(Some records)
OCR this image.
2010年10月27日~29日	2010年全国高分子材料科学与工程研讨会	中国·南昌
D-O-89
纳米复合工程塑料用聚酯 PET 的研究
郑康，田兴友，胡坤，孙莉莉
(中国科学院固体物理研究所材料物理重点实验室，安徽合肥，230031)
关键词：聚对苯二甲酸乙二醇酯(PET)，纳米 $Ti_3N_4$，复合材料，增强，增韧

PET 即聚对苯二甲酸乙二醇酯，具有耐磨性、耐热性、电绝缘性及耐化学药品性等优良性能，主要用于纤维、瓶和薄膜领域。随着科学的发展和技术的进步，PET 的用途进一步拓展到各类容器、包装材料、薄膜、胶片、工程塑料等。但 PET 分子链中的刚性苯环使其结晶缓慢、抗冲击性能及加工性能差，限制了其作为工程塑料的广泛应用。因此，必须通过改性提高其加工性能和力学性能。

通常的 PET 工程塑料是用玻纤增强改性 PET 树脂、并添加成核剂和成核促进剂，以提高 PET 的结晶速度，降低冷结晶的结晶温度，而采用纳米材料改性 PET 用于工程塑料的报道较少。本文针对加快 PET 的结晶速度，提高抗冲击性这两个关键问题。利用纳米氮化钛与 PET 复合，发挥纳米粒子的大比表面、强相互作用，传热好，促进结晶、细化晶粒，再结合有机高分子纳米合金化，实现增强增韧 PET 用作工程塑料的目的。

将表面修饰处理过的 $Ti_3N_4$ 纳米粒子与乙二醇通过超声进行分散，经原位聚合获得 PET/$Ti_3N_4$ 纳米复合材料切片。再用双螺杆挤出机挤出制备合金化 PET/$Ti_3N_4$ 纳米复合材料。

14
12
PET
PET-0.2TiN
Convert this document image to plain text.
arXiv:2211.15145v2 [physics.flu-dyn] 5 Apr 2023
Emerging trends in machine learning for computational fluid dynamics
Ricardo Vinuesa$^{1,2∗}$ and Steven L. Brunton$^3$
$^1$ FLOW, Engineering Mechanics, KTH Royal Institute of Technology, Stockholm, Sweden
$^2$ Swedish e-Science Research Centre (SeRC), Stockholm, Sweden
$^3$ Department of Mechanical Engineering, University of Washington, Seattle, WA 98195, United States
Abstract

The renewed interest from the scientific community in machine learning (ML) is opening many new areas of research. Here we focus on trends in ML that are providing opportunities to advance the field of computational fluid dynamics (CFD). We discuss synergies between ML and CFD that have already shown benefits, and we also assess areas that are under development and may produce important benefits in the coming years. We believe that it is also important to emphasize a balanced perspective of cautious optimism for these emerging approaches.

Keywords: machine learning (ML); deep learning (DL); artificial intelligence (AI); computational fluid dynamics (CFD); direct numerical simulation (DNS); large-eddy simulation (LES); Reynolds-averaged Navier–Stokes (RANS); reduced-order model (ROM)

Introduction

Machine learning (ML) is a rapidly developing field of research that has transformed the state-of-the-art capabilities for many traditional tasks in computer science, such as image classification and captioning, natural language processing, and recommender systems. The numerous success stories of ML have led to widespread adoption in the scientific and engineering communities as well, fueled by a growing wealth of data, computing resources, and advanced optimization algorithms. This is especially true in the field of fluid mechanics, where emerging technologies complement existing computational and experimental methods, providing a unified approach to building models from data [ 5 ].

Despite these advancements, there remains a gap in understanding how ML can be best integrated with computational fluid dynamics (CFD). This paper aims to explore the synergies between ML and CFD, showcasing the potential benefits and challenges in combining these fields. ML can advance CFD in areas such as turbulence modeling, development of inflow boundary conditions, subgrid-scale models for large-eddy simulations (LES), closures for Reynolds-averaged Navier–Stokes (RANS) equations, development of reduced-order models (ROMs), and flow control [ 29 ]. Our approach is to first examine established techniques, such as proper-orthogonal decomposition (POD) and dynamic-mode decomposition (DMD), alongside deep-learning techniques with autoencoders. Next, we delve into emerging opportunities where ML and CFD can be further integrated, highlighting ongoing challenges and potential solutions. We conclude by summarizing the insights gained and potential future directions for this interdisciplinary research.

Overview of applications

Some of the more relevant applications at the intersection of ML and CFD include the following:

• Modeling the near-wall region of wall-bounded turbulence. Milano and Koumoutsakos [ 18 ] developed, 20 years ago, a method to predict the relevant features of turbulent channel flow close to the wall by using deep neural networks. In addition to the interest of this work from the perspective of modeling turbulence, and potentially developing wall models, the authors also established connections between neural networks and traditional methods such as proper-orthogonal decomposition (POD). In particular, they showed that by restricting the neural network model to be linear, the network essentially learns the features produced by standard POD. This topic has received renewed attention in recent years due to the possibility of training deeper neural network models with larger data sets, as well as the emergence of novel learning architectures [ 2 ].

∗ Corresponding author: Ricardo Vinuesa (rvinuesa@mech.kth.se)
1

[TO BE DONE]: Work out how many lines of the material above contain the word "Stockholm", then give only that figure.

[FULL ANSWER]: 2